→ WHAT YOU NEED TO DO:
Return the records exactly as they are.

→ PROVIDED INFORMATION:
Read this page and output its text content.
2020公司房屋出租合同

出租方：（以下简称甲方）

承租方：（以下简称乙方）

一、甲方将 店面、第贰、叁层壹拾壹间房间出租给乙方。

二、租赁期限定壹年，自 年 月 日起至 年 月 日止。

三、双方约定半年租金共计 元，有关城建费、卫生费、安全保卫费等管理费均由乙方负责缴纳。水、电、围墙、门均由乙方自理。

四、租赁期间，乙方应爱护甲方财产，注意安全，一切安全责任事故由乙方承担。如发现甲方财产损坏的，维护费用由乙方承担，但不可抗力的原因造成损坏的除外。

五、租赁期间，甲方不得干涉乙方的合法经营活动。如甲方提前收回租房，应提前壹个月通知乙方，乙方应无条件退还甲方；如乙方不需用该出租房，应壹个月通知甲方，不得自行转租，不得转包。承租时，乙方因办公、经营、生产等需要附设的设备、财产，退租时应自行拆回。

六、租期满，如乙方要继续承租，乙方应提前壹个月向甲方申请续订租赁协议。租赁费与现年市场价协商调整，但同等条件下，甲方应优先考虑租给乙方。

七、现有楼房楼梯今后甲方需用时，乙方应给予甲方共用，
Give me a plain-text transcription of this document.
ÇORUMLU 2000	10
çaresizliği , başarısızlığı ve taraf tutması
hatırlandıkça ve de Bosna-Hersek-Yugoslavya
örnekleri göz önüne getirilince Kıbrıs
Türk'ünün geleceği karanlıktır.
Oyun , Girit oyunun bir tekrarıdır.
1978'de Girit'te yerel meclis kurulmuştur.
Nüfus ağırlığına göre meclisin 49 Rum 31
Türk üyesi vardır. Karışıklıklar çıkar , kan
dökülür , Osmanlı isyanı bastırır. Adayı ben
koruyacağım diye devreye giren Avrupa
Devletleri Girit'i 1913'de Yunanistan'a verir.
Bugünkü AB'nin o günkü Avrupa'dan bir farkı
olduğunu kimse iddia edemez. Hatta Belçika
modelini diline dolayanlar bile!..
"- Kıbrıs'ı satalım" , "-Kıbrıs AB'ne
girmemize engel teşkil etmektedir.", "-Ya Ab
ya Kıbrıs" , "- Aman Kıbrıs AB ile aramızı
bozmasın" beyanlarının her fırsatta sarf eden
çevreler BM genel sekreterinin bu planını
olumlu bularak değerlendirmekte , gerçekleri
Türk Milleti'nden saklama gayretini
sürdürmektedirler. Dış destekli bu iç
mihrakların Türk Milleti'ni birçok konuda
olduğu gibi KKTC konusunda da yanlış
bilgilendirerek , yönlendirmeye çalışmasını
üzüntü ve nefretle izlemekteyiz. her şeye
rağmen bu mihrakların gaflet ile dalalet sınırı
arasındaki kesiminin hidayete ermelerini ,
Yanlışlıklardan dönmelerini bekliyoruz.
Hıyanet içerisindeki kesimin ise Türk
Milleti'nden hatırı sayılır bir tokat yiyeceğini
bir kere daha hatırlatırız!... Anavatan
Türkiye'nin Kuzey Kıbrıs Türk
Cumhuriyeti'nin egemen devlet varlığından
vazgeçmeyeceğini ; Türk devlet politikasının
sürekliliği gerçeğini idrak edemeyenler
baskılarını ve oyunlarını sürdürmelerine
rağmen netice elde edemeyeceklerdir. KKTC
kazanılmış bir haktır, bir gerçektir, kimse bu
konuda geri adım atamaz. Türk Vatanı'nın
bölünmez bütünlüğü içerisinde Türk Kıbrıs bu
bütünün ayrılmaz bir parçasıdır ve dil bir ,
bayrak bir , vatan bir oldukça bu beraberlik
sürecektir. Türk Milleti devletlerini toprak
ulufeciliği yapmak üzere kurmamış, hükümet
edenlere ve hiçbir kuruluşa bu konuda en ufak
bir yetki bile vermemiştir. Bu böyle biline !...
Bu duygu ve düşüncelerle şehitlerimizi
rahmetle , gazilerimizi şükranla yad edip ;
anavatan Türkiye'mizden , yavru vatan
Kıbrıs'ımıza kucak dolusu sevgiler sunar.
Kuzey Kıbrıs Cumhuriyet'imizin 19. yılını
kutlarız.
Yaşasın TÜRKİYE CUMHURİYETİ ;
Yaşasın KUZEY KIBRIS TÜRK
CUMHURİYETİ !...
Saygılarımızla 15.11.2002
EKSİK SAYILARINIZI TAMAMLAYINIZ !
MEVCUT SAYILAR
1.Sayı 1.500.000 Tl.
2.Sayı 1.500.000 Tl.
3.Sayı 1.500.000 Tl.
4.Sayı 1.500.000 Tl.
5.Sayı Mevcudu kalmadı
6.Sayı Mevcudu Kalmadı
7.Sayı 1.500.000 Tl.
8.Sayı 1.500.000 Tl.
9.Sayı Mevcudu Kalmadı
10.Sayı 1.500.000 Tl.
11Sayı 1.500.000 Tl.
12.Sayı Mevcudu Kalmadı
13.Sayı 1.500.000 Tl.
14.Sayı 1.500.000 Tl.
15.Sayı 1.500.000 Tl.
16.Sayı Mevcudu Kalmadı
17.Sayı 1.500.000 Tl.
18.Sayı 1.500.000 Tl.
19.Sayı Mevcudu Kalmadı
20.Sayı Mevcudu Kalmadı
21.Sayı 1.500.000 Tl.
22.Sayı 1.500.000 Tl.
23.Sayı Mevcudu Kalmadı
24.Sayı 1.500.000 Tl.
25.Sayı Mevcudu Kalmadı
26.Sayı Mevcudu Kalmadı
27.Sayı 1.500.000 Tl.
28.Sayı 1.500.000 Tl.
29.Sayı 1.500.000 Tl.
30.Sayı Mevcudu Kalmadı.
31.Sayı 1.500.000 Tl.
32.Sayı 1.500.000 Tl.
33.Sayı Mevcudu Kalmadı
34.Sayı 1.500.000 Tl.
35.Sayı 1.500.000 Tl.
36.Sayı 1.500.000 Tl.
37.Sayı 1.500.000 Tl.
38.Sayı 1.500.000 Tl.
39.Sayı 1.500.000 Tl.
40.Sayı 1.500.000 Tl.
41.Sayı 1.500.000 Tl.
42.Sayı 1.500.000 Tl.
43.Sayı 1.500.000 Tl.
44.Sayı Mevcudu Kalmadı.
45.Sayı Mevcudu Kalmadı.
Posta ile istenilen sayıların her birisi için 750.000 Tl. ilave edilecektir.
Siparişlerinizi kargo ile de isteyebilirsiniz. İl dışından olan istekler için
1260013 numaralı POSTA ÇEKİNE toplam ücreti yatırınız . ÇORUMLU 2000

→ EXERCISE ANSWER:
Read this page and output its text content.
2020公司房屋出租合同

出租方：（以下简称甲方）

承租方：（以下简称乙方）

一、甲方将 店面、第贰、叁层壹拾壹间房间出租给乙方。

二、租赁期限定壹年，自 年 月 日起至 年 月 日止。

三、双方约定半年租金共计 元，有关城建费、卫生费、安全保卫费等管理费均由乙方负责缴纳。水、电、围墙、门均由乙方自理。

四、租赁期间，乙方应爱护甲方财产，注意安全，一切安全责任事故由乙方承担。如发现甲方财产损坏的，维护费用由乙方承担，但不可抗力的原因造成损坏的除外。

五、租赁期间，甲方不得干涉乙方的合法经营活动。如甲方提前收回租房，应提前壹个月通知乙方，乙方应无条件退还甲方；如乙方不需用该出租房，应壹个月通知甲方，不得自行转租，不得转包。承租时，乙方因办公、经营、生产等需要附设的设备、财产，退租时应自行拆回。

六、租期满，如乙方要继续承租，乙方应提前壹个月向甲方申请续订租赁协议。租赁费与现年市场价协商调整，但同等条件下，甲方应优先考虑租给乙方。

七、现有楼房楼梯今后甲方需用时，乙方应给予甲方共用，
Give me a plain-text transcription of this document.
ÇORUMLU 2000	10
çaresizliği , başarısızlığı ve taraf tutması
hatırlandıkça ve de Bosna-Hersek-Yugoslavya
örnekleri göz önüne getirilince Kıbrıs
Türk'ünün geleceği karanlıktır.
Oyun , Girit oyunun bir tekrarıdır.
1978'de Girit'te yerel meclis kurulmuştur.
Nüfus ağırlığına göre meclisin 49 Rum 31
Türk üyesi vardır. Karışıklıklar çıkar , kan
dökülür , Osmanlı isyanı bastırır. Adayı ben
koruyacağım diye devreye giren Avrupa
Devletleri Girit'i 1913'de Yunanistan'a verir.
Bugünkü AB'nin o günkü Avrupa'dan bir farkı
olduğunu kimse iddia edemez. Hatta Belçika
modelini diline dolayanlar bile!..
"- Kıbrıs'ı satalım" , "-Kıbrıs AB'ne
girmemize engel teşkil etmektedir.", "-Ya Ab
ya Kıbrıs" , "- Aman Kıbrıs AB ile aramızı
bozmasın" beyanlarının her fırsatta sarf eden
çevreler BM genel sekreterinin bu planını
olumlu bularak değerlendirmekte , gerçekleri
Türk Milleti'nden saklama gayretini
sürdürmektedirler. Dış destekli bu iç
mihrakların Türk Milleti'ni birçok konuda
olduğu gibi KKTC konusunda da yanlış
bilgilendirerek , yönlendirmeye çalışmasını
üzüntü ve nefretle izlemekteyiz. her şeye
rağmen bu mihrakların gaflet ile dalalet sınırı
arasındaki kesiminin hidayete ermelerini ,
Yanlışlıklardan dönmelerini bekliyoruz.
Hıyanet içerisindeki kesimin ise Türk
Milleti'nden hatırı sayılır bir tokat yiyeceğini
bir kere daha hatırlatırız!... Anavatan
Türkiye'nin Kuzey Kıbrıs Türk
Cumhuriyeti'nin egemen devlet varlığından
vazgeçmeyeceğini ; Türk devlet politikasının
sürekliliği gerçeğini idrak edemeyenler
baskılarını ve oyunlarını sürdürmelerine
rağmen netice elde edemeyeceklerdir. KKTC
kazanılmış bir haktır, bir gerçektir, kimse bu
konuda geri adım atamaz. Türk Vatanı'nın
bölünmez bütünlüğü içerisinde Türk Kıbrıs bu
bütünün ayrılmaz bir parçasıdır ve dil bir ,
bayrak bir , vatan bir oldukça bu beraberlik
sürecektir. Türk Milleti devletlerini toprak
ulufeciliği yapmak üzere kurmamış, hükümet
edenlere ve hiçbir kuruluşa bu konuda en ufak
bir yetki bile vermemiştir. Bu böyle biline !...
Bu duygu ve düşüncelerle şehitlerimizi
rahmetle , gazilerimizi şükranla yad edip ;
anavatan Türkiye'mizden , yavru vatan
Kıbrıs'ımıza kucak dolusu sevgiler sunar.
Kuzey Kıbrıs Cumhuriyet'imizin 19. yılını
kutlarız.
Yaşasın TÜRKİYE CUMHURİYETİ ;
Yaşasın KUZEY KIBRIS TÜRK
CUMHURİYETİ !...
Saygılarımızla 15.11.2002
EKSİK SAYILARINIZI TAMAMLAYINIZ !
MEVCUT SAYILAR
1.Sayı 1.500.000 Tl.
2.Sayı 1.500.000 Tl.
3.Sayı 1.500.000 Tl.
4.Sayı 1.500.000 Tl.
5.Sayı Mevcudu kalmadı
6.Sayı Mevcudu Kalmadı
7.Sayı 1.500.000 Tl.
8.Sayı 1.500.000 Tl.
9.Sayı Mevcudu Kalmadı
10.Sayı 1.500.000 Tl.
11Sayı 1.500.000 Tl.
12.Sayı Mevcudu Kalmadı
13.Sayı 1.500.000 Tl.
14.Sayı 1.500.000 Tl.
15.Sayı 1.500.000 Tl.
16.Sayı Mevcudu Kalmadı
17.Sayı 1.500.000 Tl.
18.Sayı 1.500.000 Tl.
19.Sayı Mevcudu Kalmadı
20.Sayı Mevcudu Kalmadı
21.Sayı 1.500.000 Tl.
22.Sayı 1.500.000 Tl.
23.Sayı Mevcudu Kalmadı
24.Sayı 1.500.000 Tl.
25.Sayı Mevcudu Kalmadı
26.Sayı Mevcudu Kalmadı
27.Sayı 1.500.000 Tl.
28.Sayı 1.500.000 Tl.
29.Sayı 1.500.000 Tl.
30.Sayı Mevcudu Kalmadı.
31.Sayı 1.500.000 Tl.
32.Sayı 1.500.000 Tl.
33.Sayı Mevcudu Kalmadı
34.Sayı 1.500.000 Tl.
35.Sayı 1.500.000 Tl.
36.Sayı 1.500.000 Tl.
37.Sayı 1.500.000 Tl.
38.Sayı 1.500.000 Tl.
39.Sayı 1.500.000 Tl.
40.Sayı 1.500.000 Tl.
41.Sayı 1.500.000 Tl.
42.Sayı 1.500.000 Tl.
43.Sayı 1.500.000 Tl.
44.Sayı Mevcudu Kalmadı.
45.Sayı Mevcudu Kalmadı.
Posta ile istenilen sayıların her birisi için 750.000 Tl. ilave edilecektir.
Siparişlerinizi kargo ile de isteyebilirsiniz. İl dışından olan istekler için
1260013 numaralı POSTA ÇEKİNE toplam ücreti yatırınız . ÇORUMLU 2000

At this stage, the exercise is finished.